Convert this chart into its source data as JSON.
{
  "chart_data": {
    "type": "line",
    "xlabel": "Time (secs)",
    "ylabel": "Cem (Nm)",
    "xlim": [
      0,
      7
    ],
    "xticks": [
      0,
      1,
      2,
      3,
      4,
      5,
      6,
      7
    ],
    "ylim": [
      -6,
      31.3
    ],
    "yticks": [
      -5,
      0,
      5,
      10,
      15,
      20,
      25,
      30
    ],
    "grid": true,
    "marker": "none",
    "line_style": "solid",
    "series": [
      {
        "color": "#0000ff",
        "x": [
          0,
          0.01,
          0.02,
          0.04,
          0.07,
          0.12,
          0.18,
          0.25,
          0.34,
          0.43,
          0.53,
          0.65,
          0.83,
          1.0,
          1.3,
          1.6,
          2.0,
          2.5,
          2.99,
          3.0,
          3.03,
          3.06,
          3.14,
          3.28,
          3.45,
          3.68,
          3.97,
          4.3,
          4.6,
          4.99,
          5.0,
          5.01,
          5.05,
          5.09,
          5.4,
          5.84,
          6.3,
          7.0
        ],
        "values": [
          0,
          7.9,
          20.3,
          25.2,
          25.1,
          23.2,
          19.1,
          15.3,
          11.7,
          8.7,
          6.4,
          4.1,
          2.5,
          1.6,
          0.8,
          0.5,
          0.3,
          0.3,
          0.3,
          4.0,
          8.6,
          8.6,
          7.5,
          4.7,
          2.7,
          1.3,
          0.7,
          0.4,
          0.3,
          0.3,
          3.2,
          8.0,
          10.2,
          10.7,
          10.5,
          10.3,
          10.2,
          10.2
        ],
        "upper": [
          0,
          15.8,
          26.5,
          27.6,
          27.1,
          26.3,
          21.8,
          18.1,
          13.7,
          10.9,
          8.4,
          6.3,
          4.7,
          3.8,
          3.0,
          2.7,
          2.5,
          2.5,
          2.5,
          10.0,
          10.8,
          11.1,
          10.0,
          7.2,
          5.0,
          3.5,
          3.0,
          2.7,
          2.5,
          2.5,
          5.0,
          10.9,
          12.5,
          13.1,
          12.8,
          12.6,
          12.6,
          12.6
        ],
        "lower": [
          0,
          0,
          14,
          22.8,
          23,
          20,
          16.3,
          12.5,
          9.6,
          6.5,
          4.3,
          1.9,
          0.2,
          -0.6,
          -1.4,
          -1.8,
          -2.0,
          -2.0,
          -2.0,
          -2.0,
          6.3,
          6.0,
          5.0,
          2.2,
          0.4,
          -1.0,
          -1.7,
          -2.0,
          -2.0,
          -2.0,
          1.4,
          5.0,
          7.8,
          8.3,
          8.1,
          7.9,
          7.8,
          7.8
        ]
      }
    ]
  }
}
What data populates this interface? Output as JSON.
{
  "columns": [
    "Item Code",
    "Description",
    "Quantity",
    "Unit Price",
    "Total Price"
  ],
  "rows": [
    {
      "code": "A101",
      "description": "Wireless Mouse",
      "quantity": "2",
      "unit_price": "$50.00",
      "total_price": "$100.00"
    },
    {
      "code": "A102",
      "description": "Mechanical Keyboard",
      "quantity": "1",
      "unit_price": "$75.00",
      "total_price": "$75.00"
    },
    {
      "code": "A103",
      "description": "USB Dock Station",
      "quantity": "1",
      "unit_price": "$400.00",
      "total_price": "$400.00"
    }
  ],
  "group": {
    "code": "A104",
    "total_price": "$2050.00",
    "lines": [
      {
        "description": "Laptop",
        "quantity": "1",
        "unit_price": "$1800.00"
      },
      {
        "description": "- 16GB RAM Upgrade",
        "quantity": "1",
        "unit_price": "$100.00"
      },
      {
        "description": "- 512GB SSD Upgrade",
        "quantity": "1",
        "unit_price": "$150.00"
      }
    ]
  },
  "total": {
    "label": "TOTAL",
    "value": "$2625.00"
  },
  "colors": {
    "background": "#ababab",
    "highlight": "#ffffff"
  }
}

● ● ● ● ●

Short problem - Among the entries above, how many lines include the word "JSON"? Reply with the number only.

Output for this task - 2